## AIM
Without the pictures, output the records below word for word.

## PROVIDED RECORDS
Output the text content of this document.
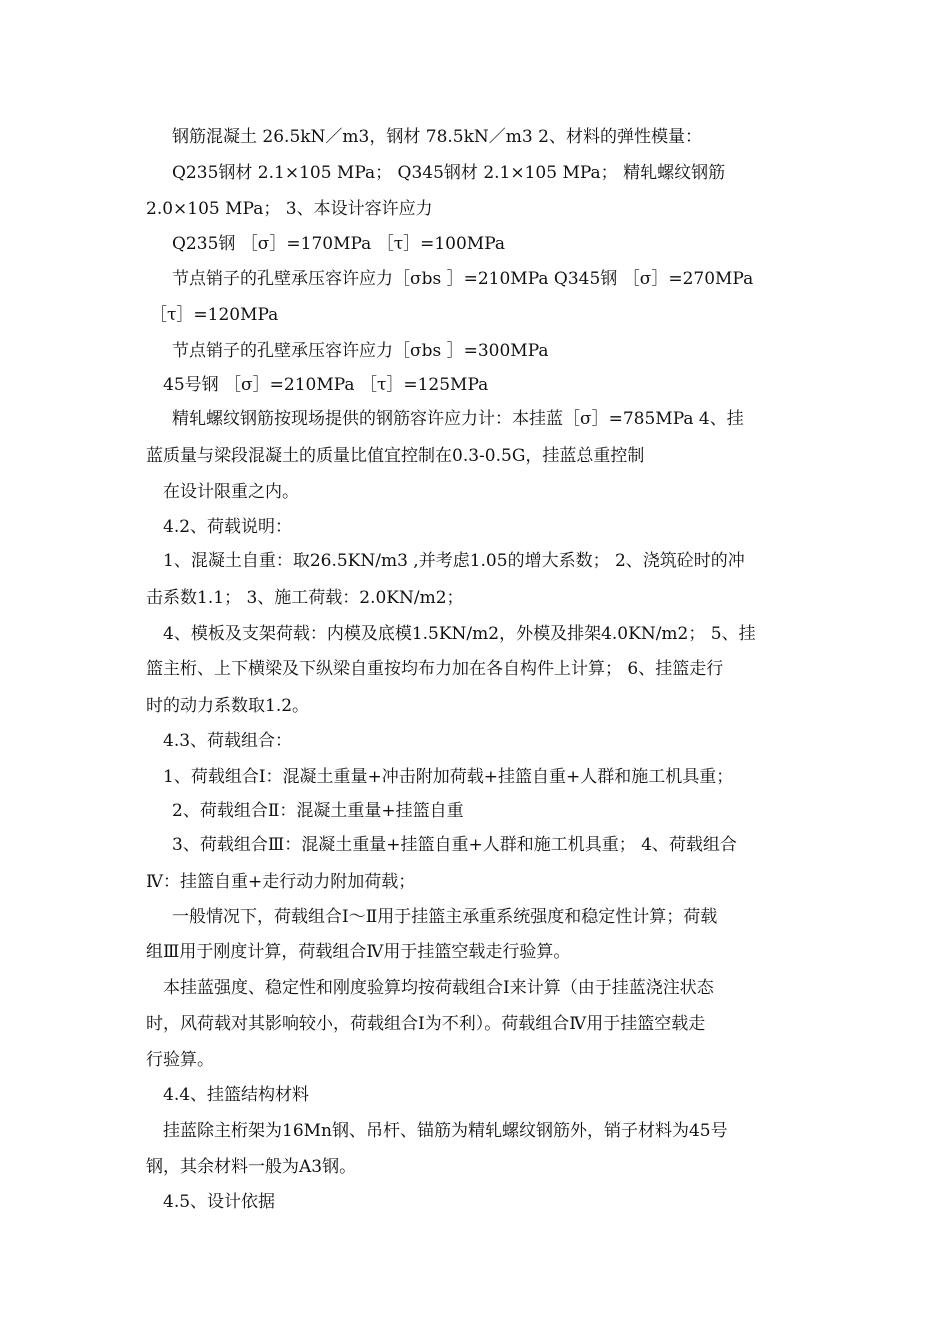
钢筋混凝土 26.5kN／m3，钢材 78.5kN／m3 2、材料的弹性模量：
Q235钢材 2.1×105 MPa； Q345钢材 2.1×105 MPa； 精轧螺纹钢筋
2.0×105 MPa； 3、本设计容许应力
Q235钢 ［σ］=170MPa ［τ］=100MPa
节点销子的孔壁承压容许应力［σbs ］=210MPa Q345钢 ［σ］=270MPa
［τ］=120MPa
节点销子的孔壁承压容许应力［σbs ］=300MPa
45号钢 ［σ］=210MPa ［τ］=125MPa
精轧螺纹钢筋按现场提供的钢筋容许应力计：本挂蓝［σ］=785MPa 4、挂
蓝质量与梁段混凝土的质量比值宜控制在0.3-0.5G，挂蓝总重控制
在设计限重之内。
4.2、荷载说明：
1、混凝土自重：取26.5KN/m3 ,并考虑1.05的增大系数； 2、浇筑砼时的冲
击系数1.1； 3、施工荷载：2.0KN/m2；
4、模板及支架荷载：内模及底模1.5KN/m2，外模及排架4.0KN/m2； 5、挂
篮主桁、上下横梁及下纵梁自重按均布力加在各自构件上计算； 6、挂篮走行
时的动力系数取1.2。
4.3、荷载组合：
1、荷载组合Ⅰ：混凝土重量+冲击附加荷载+挂篮自重+人群和施工机具重；
2、荷载组合Ⅱ：混凝土重量+挂篮自重
3、荷载组合Ⅲ：混凝土重量+挂篮自重+人群和施工机具重； 4、荷载组合
Ⅳ：挂篮自重+走行动力附加荷载；
一般情况下，荷载组合Ⅰ～Ⅱ用于挂篮主承重系统强度和稳定性计算；荷载
组Ⅲ用于刚度计算，荷载组合Ⅳ用于挂篮空载走行验算。
本挂蓝强度、稳定性和刚度验算均按荷载组合Ⅰ来计算（由于挂蓝浇注状态
时，风荷载对其影响较小，荷载组合Ⅰ为不利）。荷载组合Ⅳ用于挂篮空载走
行验算。
4.4、挂篮结构材料
挂蓝除主桁架为16Mn钢、吊杆、锚筋为精轧螺纹钢筋外，销子材料为45号
钢，其余材料一般为A3钢。
4.5、设计依据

## EXERCISE RESULT
Output the text content of this document.
钢筋混凝土 26.5kN／m3，钢材 78.5kN／m3 2、材料的弹性模量：
Q235钢材 2.1×105 MPa； Q345钢材 2.1×105 MPa； 精轧螺纹钢筋
2.0×105 MPa； 3、本设计容许应力
Q235钢 ［σ］=170MPa ［τ］=100MPa
节点销子的孔壁承压容许应力［σbs ］=210MPa Q345钢 ［σ］=270MPa
［τ］=120MPa
节点销子的孔壁承压容许应力［σbs ］=300MPa
45号钢 ［σ］=210MPa ［τ］=125MPa
精轧螺纹钢筋按现场提供的钢筋容许应力计：本挂蓝［σ］=785MPa 4、挂
蓝质量与梁段混凝土的质量比值宜控制在0.3-0.5G，挂蓝总重控制
在设计限重之内。
4.2、荷载说明：
1、混凝土自重：取26.5KN/m3 ,并考虑1.05的增大系数； 2、浇筑砼时的冲
击系数1.1； 3、施工荷载：2.0KN/m2；
4、模板及支架荷载：内模及底模1.5KN/m2，外模及排架4.0KN/m2； 5、挂
篮主桁、上下横梁及下纵梁自重按均布力加在各自构件上计算； 6、挂篮走行
时的动力系数取1.2。
4.3、荷载组合：
1、荷载组合Ⅰ：混凝土重量+冲击附加荷载+挂篮自重+人群和施工机具重；
2、荷载组合Ⅱ：混凝土重量+挂篮自重
3、荷载组合Ⅲ：混凝土重量+挂篮自重+人群和施工机具重； 4、荷载组合
Ⅳ：挂篮自重+走行动力附加荷载；
一般情况下，荷载组合Ⅰ～Ⅱ用于挂篮主承重系统强度和稳定性计算；荷载
组Ⅲ用于刚度计算，荷载组合Ⅳ用于挂篮空载走行验算。
本挂蓝强度、稳定性和刚度验算均按荷载组合Ⅰ来计算（由于挂蓝浇注状态
时，风荷载对其影响较小，荷载组合Ⅰ为不利）。荷载组合Ⅳ用于挂篮空载走
行验算。
4.4、挂篮结构材料
挂蓝除主桁架为16Mn钢、吊杆、锚筋为精轧螺纹钢筋外，销子材料为45号
钢，其余材料一般为A3钢。
4.5、设计依据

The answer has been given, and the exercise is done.